**** Data to process ****
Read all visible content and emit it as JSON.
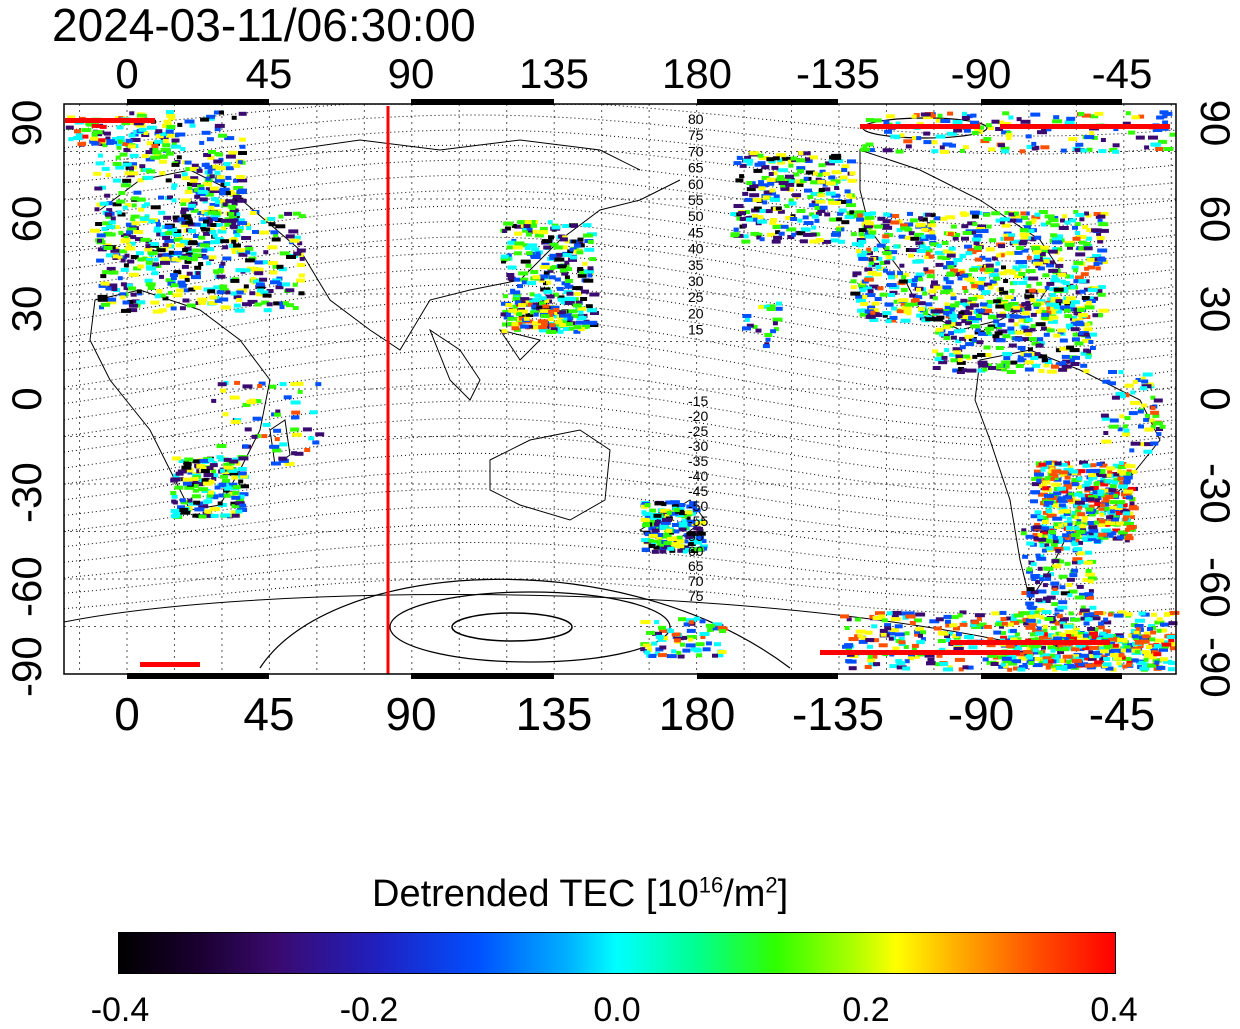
{
  "timestamp": "2024-03-11/06:30:00",
  "top_axis_ticks": [
    "0",
    "45",
    "90",
    "135",
    "180",
    "-135",
    "-90",
    "-45"
  ],
  "bottom_axis_ticks": [
    "0",
    "45",
    "90",
    "135",
    "180",
    "-135",
    "-90",
    "-45"
  ],
  "left_axis_ticks": [
    "90",
    "60",
    "30",
    "0",
    "-30",
    "-60",
    "-90"
  ],
  "right_axis_ticks": [
    "90",
    "60",
    "30",
    "0",
    "-30",
    "-60",
    "-90"
  ],
  "contour_labels_north": [
    "80",
    "75",
    "70",
    "65",
    "60",
    "55",
    "50",
    "45",
    "40",
    "35",
    "30",
    "25",
    "20",
    "15"
  ],
  "contour_labels_south": [
    "-15",
    "-20",
    "-25",
    "-30",
    "-35",
    "-40",
    "-45",
    "-50",
    "-55",
    "55",
    "60",
    "65",
    "70",
    "75"
  ],
  "colorbar": {
    "title": "Detrended TEC  [10",
    "title_exp": "16",
    "title_unit": "/m",
    "title_unit_exp": "2",
    "title_close": "]",
    "ticks": [
      "-0.4",
      "-0.2",
      "0.0",
      "0.2",
      "0.4"
    ],
    "min": -0.4,
    "max": 0.4,
    "colormap": [
      "#000000",
      "#3a0a70",
      "#0050ff",
      "#00ffff",
      "#30ff00",
      "#ffff00",
      "#ff5000",
      "#ff0000"
    ]
  },
  "terminator_line_color": "#ff0000",
  "terminator_longitude": 82
}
****
== Task details ==
Print the complete listing exactly as it stands, without its pictures.

== Response to the exercise ==
Read all visible content and emit it as JSON.
{
  "timestamp": "2024-03-11/06:30:00",
  "top_axis_ticks": [
    "0",
    "45",
    "90",
    "135",
    "180",
    "-135",
    "-90",
    "-45"
  ],
  "bottom_axis_ticks": [
    "0",
    "45",
    "90",
    "135",
    "180",
    "-135",
    "-90",
    "-45"
  ],
  "left_axis_ticks": [
    "90",
    "60",
    "30",
    "0",
    "-30",
    "-60",
    "-90"
  ],
  "right_axis_ticks": [
    "90",
    "60",
    "30",
    "0",
    "-30",
    "-60",
    "-90"
  ],
  "contour_labels_north": [
    "80",
    "75",
    "70",
    "65",
    "60",
    "55",
    "50",
    "45",
    "40",
    "35",
    "30",
    "25",
    "20",
    "15"
  ],
  "contour_labels_south": [
    "-15",
    "-20",
    "-25",
    "-30",
    "-35",
    "-40",
    "-45",
    "-50",
    "-55",
    "55",
    "60",
    "65",
    "70",
    "75"
  ],
  "colorbar": {
    "title": "Detrended TEC  [10",
    "title_exp": "16",
    "title_unit": "/m",
    "title_unit_exp": "2",
    "title_close": "]",
    "ticks": [
      "-0.4",
      "-0.2",
      "0.0",
      "0.2",
      "0.4"
    ],
    "min": -0.4,
    "max": 0.4,
    "colormap": [
      "#000000",
      "#3a0a70",
      "#0050ff",
      "#00ffff",
      "#30ff00",
      "#ffff00",
      "#ff5000",
      "#ff0000"
    ]
  },
  "terminator_line_color": "#ff0000",
  "terminator_longitude": 82
}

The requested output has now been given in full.